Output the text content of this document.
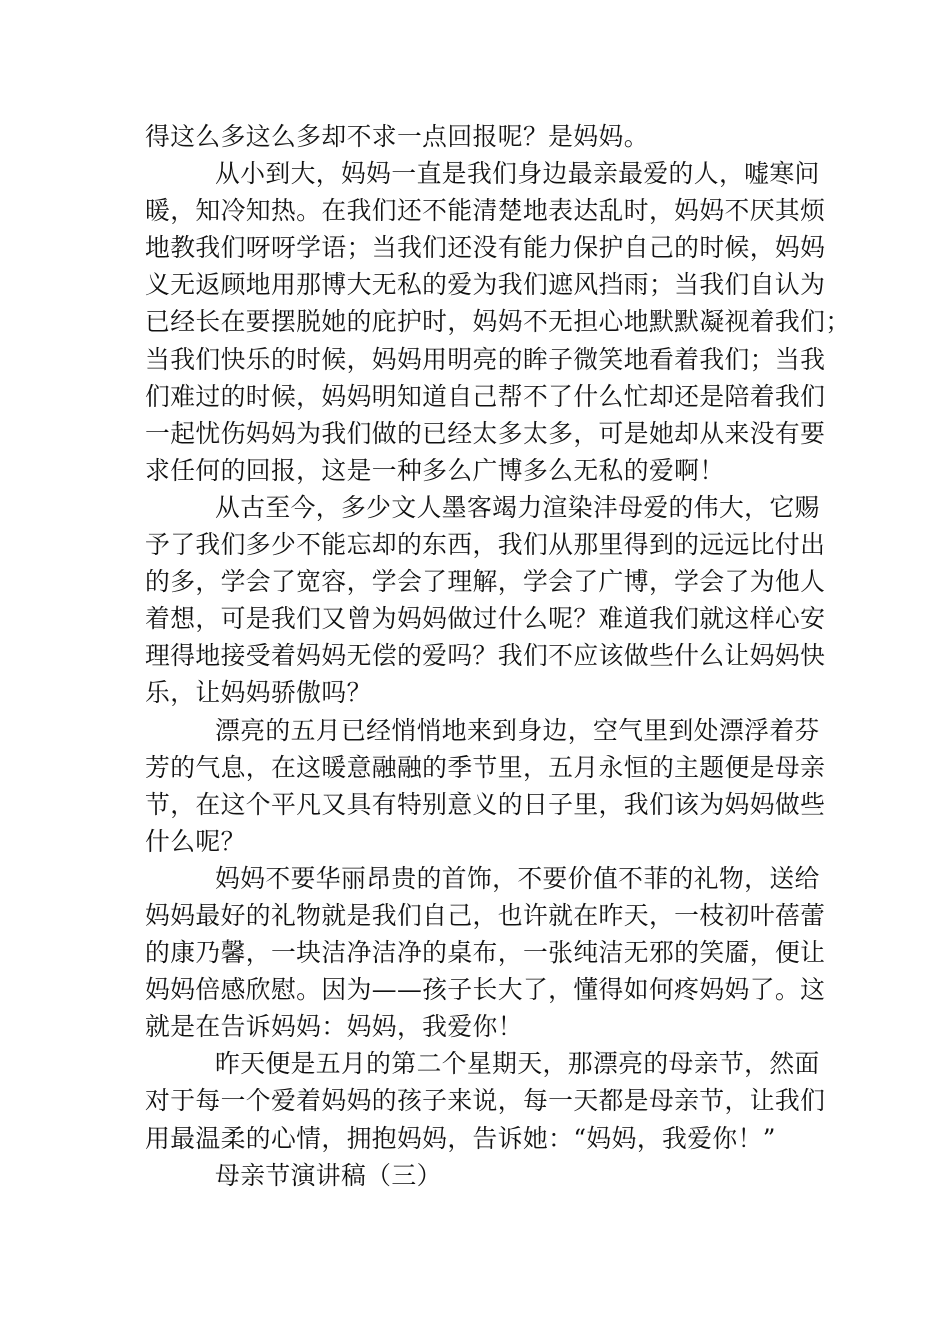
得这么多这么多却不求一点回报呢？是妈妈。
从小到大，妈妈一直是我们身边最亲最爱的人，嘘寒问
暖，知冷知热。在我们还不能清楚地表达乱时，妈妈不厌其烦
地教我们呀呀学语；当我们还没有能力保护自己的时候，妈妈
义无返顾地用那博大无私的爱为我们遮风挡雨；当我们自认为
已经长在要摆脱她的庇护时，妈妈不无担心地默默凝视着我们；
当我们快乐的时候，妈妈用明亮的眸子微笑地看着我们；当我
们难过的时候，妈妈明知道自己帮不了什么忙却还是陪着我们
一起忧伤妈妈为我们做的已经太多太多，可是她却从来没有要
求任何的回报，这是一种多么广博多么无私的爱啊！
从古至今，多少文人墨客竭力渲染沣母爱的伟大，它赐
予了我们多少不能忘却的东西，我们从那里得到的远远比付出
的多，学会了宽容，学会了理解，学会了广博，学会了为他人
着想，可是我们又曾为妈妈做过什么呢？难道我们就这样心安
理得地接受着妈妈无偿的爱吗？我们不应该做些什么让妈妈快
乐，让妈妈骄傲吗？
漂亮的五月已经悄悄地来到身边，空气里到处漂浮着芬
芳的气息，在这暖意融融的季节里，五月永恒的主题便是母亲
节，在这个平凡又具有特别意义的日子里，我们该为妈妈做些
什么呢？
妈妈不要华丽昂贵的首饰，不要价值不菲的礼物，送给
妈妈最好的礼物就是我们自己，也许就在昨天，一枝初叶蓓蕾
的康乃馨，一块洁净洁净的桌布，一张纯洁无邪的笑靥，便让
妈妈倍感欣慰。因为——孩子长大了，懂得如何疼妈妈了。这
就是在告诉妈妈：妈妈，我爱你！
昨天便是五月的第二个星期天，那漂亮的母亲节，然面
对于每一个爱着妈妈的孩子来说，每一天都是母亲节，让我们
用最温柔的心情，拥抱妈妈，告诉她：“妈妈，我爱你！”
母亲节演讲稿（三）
● ● ● ● ● ● ●
PROBLEM TO WORK ON → Retype every entry verbatim and exclude the pictures from the copy.

FULL OUTPUT →
Output the text content of this document.
得这么多这么多却不求一点回报呢？是妈妈。
从小到大，妈妈一直是我们身边最亲最爱的人，嘘寒问
暖，知冷知热。在我们还不能清楚地表达乱时，妈妈不厌其烦
地教我们呀呀学语；当我们还没有能力保护自己的时候，妈妈
义无返顾地用那博大无私的爱为我们遮风挡雨；当我们自认为
已经长在要摆脱她的庇护时，妈妈不无担心地默默凝视着我们；
当我们快乐的时候，妈妈用明亮的眸子微笑地看着我们；当我
们难过的时候，妈妈明知道自己帮不了什么忙却还是陪着我们
一起忧伤妈妈为我们做的已经太多太多，可是她却从来没有要
求任何的回报，这是一种多么广博多么无私的爱啊！
从古至今，多少文人墨客竭力渲染沣母爱的伟大，它赐
予了我们多少不能忘却的东西，我们从那里得到的远远比付出
的多，学会了宽容，学会了理解，学会了广博，学会了为他人
着想，可是我们又曾为妈妈做过什么呢？难道我们就这样心安
理得地接受着妈妈无偿的爱吗？我们不应该做些什么让妈妈快
乐，让妈妈骄傲吗？
漂亮的五月已经悄悄地来到身边，空气里到处漂浮着芬
芳的气息，在这暖意融融的季节里，五月永恒的主题便是母亲
节，在这个平凡又具有特别意义的日子里，我们该为妈妈做些
什么呢？
妈妈不要华丽昂贵的首饰，不要价值不菲的礼物，送给
妈妈最好的礼物就是我们自己，也许就在昨天，一枝初叶蓓蕾
的康乃馨，一块洁净洁净的桌布，一张纯洁无邪的笑靥，便让
妈妈倍感欣慰。因为——孩子长大了，懂得如何疼妈妈了。这
就是在告诉妈妈：妈妈，我爱你！
昨天便是五月的第二个星期天，那漂亮的母亲节，然面
对于每一个爱着妈妈的孩子来说，每一天都是母亲节，让我们
用最温柔的心情，拥抱妈妈，告诉她：“妈妈，我爱你！”
母亲节演讲稿（三）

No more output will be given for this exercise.